** Start Stored data **
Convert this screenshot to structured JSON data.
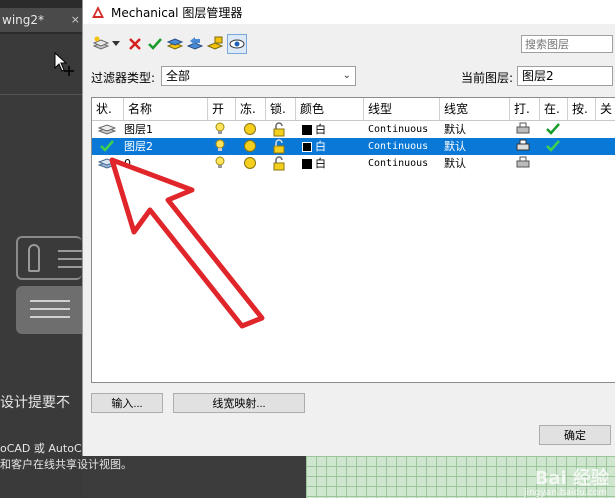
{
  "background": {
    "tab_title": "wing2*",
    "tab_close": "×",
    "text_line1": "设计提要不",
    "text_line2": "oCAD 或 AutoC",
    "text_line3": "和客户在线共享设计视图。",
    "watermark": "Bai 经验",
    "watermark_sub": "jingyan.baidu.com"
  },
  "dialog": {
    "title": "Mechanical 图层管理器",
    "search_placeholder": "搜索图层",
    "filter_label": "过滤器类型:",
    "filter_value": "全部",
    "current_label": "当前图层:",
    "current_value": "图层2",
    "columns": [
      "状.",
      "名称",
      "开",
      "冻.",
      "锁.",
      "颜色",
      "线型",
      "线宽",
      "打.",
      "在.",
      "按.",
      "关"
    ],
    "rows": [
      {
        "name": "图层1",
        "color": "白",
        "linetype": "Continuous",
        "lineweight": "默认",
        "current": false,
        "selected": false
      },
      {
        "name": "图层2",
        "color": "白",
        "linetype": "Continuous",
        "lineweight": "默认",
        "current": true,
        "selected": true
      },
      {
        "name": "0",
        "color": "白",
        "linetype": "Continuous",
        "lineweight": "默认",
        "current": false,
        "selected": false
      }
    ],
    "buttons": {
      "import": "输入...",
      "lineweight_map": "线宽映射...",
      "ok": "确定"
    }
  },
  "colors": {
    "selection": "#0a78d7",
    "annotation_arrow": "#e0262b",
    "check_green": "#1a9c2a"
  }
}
** End Stored data **
### What the task asks
Omit the pictures and give the material again, exactly and in full.

### Result
Convert this screenshot to structured JSON data.
{
  "background": {
    "tab_title": "wing2*",
    "tab_close": "×",
    "text_line1": "设计提要不",
    "text_line2": "oCAD 或 AutoC",
    "text_line3": "和客户在线共享设计视图。",
    "watermark": "Bai 经验",
    "watermark_sub": "jingyan.baidu.com"
  },
  "dialog": {
    "title": "Mechanical 图层管理器",
    "search_placeholder": "搜索图层",
    "filter_label": "过滤器类型:",
    "filter_value": "全部",
    "current_label": "当前图层:",
    "current_value": "图层2",
    "columns": [
      "状.",
      "名称",
      "开",
      "冻.",
      "锁.",
      "颜色",
      "线型",
      "线宽",
      "打.",
      "在.",
      "按.",
      "关"
    ],
    "rows": [
      {
        "name": "图层1",
        "color": "白",
        "linetype": "Continuous",
        "lineweight": "默认",
        "current": false,
        "selected": false
      },
      {
        "name": "图层2",
        "color": "白",
        "linetype": "Continuous",
        "lineweight": "默认",
        "current": true,
        "selected": true
      },
      {
        "name": "0",
        "color": "白",
        "linetype": "Continuous",
        "lineweight": "默认",
        "current": false,
        "selected": false
      }
    ],
    "buttons": {
      "import": "输入...",
      "lineweight_map": "线宽映射...",
      "ok": "确定"
    }
  },
  "colors": {
    "selection": "#0a78d7",
    "annotation_arrow": "#e0262b",
    "check_green": "#1a9c2a"
  }
}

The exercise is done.